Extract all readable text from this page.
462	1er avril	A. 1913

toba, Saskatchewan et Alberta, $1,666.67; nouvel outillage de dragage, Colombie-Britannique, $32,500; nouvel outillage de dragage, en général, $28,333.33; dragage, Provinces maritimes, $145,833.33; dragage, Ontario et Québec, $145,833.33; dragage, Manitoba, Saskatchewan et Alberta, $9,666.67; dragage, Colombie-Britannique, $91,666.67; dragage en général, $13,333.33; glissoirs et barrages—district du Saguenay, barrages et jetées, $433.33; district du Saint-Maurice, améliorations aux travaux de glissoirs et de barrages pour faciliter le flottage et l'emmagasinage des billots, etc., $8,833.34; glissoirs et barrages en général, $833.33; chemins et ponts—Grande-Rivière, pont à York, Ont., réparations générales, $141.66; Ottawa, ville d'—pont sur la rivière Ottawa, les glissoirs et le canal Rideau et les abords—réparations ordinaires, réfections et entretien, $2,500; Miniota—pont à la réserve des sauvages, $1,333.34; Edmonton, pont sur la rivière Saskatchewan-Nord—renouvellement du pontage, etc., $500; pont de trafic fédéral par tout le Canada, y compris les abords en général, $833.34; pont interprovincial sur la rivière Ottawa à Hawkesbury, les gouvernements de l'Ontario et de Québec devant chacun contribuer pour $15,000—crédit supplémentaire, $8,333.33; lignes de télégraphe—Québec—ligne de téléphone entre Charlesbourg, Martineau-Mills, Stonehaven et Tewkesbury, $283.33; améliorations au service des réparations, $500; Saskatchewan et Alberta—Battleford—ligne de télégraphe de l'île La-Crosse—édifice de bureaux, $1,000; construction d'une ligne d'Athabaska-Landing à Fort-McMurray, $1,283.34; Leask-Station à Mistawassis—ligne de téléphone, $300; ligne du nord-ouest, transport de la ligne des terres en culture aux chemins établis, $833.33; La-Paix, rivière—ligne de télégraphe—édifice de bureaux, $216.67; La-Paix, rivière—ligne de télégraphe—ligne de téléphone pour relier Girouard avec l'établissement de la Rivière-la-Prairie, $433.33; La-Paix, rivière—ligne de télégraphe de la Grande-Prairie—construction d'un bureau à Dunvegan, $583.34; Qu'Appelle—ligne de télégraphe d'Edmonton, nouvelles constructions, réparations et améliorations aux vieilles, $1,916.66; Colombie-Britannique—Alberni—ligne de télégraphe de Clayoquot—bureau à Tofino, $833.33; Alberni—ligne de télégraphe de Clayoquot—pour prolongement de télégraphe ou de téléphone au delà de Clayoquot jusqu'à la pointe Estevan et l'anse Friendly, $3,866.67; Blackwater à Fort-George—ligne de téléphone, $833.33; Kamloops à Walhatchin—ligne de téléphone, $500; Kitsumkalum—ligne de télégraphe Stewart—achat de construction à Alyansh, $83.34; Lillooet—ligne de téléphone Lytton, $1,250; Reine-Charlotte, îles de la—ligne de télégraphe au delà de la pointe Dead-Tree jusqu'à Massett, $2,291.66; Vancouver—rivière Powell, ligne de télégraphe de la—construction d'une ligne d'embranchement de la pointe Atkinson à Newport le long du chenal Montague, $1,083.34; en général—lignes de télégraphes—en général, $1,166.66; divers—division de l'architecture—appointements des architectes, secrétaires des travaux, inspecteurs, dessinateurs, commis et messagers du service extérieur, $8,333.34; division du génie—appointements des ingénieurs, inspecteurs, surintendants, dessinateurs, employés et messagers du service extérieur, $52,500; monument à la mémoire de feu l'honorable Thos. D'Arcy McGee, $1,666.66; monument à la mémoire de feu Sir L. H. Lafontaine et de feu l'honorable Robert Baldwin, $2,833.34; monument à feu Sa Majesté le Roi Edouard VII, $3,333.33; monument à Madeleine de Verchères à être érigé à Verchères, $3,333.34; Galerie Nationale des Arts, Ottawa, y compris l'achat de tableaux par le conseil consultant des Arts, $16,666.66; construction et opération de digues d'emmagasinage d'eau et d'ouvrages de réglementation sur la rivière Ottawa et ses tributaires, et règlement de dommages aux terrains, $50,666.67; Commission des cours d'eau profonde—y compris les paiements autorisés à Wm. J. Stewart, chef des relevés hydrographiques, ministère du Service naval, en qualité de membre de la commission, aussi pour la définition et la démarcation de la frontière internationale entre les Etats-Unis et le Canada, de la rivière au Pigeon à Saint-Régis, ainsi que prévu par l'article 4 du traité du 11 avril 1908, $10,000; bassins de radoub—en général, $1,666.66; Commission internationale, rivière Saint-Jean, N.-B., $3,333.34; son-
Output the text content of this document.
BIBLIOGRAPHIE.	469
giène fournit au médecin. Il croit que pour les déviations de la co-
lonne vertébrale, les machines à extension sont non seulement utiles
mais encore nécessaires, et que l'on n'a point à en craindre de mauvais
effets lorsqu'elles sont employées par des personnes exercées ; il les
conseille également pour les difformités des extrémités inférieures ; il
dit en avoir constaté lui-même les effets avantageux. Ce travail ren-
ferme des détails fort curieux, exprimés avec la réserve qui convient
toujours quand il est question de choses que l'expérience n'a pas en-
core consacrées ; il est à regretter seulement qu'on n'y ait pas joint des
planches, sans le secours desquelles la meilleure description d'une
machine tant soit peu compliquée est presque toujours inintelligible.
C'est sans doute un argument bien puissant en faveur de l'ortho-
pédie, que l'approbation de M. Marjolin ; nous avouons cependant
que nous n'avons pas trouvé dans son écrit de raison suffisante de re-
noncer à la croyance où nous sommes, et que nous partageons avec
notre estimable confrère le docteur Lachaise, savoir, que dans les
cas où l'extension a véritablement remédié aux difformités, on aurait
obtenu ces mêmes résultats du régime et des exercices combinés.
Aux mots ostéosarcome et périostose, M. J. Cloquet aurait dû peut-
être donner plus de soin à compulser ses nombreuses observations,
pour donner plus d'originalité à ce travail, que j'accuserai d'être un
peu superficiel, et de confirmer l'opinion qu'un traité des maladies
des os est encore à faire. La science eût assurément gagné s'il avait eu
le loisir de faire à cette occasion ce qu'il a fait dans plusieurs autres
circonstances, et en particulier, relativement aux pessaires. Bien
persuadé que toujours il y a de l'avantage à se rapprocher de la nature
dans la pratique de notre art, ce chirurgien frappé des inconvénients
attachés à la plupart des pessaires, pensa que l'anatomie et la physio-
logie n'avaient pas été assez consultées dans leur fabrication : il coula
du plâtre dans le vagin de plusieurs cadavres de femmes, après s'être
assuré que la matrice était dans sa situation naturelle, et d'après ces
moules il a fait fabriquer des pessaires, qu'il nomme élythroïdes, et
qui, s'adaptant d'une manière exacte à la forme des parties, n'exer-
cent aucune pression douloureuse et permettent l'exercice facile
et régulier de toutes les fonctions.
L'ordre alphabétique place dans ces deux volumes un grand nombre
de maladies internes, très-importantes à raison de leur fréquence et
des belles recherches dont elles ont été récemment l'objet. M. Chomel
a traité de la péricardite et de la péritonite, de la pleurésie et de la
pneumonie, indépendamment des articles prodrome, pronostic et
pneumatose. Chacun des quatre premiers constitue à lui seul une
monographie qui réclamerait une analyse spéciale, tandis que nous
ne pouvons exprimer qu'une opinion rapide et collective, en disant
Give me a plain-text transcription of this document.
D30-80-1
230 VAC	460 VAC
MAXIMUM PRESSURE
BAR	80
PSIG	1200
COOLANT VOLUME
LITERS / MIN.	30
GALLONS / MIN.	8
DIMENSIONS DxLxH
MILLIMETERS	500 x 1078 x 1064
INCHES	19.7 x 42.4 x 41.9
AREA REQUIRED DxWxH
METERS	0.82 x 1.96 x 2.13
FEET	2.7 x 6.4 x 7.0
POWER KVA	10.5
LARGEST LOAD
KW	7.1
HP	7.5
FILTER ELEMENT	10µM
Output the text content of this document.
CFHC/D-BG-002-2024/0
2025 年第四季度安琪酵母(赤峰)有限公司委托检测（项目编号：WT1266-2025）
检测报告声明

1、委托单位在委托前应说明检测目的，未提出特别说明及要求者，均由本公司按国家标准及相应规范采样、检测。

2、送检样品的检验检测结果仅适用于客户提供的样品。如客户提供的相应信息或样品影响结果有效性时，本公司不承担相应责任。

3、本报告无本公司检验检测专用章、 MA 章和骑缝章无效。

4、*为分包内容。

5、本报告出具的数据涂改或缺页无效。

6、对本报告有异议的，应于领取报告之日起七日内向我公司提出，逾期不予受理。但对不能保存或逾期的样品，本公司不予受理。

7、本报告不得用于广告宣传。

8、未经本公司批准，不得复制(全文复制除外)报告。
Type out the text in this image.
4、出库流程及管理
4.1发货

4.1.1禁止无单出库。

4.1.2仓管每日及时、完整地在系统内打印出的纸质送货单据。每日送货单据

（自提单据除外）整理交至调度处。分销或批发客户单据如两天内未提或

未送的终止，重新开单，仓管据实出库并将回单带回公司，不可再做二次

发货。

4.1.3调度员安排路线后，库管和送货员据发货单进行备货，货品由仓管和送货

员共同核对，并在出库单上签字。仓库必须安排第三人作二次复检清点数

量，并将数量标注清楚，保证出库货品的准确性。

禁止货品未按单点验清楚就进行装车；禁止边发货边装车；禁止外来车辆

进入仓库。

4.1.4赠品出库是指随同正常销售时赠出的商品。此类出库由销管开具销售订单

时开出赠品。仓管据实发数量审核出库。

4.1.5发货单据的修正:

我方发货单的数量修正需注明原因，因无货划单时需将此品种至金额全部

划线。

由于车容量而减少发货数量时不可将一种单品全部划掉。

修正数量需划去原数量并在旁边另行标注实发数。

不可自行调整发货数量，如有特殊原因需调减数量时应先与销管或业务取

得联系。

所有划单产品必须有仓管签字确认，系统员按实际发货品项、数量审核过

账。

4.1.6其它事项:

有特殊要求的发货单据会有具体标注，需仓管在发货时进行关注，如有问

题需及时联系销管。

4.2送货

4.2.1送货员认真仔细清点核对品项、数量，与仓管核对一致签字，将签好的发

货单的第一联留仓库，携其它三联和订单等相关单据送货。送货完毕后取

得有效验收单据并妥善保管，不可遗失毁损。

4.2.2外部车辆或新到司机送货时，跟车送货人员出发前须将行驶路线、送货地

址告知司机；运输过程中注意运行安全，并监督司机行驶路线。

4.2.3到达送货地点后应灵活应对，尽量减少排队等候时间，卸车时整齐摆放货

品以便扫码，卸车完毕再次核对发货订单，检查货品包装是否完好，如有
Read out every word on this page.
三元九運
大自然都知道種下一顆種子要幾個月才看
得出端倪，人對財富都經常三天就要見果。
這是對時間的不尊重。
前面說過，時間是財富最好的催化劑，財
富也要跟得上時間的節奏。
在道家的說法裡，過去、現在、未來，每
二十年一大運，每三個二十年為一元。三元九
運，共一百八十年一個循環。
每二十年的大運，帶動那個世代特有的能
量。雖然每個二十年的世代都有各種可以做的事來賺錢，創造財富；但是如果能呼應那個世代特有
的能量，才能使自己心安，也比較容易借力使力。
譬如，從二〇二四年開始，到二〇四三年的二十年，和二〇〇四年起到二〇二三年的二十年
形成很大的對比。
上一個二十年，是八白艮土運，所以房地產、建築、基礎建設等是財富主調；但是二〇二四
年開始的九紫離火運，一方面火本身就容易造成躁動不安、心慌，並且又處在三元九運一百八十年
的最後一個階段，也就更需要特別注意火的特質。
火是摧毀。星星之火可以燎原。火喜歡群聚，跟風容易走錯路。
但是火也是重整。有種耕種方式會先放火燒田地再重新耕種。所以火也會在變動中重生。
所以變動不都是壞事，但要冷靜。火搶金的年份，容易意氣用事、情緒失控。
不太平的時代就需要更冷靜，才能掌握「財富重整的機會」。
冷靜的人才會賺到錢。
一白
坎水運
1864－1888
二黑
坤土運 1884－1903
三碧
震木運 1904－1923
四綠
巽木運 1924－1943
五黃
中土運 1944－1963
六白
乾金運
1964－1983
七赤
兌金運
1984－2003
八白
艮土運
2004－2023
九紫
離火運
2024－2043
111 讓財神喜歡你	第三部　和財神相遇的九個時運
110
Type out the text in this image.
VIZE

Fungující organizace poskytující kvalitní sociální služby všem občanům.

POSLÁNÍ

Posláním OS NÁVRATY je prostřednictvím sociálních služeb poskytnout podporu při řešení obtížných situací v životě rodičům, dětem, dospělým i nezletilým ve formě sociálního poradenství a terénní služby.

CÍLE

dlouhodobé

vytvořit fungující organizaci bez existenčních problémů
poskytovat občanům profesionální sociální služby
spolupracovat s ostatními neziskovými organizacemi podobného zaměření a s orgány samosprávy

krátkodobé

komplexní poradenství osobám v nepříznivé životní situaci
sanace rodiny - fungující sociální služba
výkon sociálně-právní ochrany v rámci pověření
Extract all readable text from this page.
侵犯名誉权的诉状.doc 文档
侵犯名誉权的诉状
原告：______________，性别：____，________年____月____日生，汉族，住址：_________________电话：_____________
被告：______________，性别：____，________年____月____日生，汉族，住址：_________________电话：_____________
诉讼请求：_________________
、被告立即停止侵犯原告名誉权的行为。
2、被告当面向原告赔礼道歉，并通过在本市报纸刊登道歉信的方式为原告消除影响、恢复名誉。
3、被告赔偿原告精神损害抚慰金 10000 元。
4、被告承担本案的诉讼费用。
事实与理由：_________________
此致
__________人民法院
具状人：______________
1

Exercise objective —
Which lines of the data include "maladies"? Copy each of them.

Task solution —
peu superficiel, et de confirmer l'opinion qu'un traité des maladies
de maladies internes, très-importantes à raison de leur fréquence et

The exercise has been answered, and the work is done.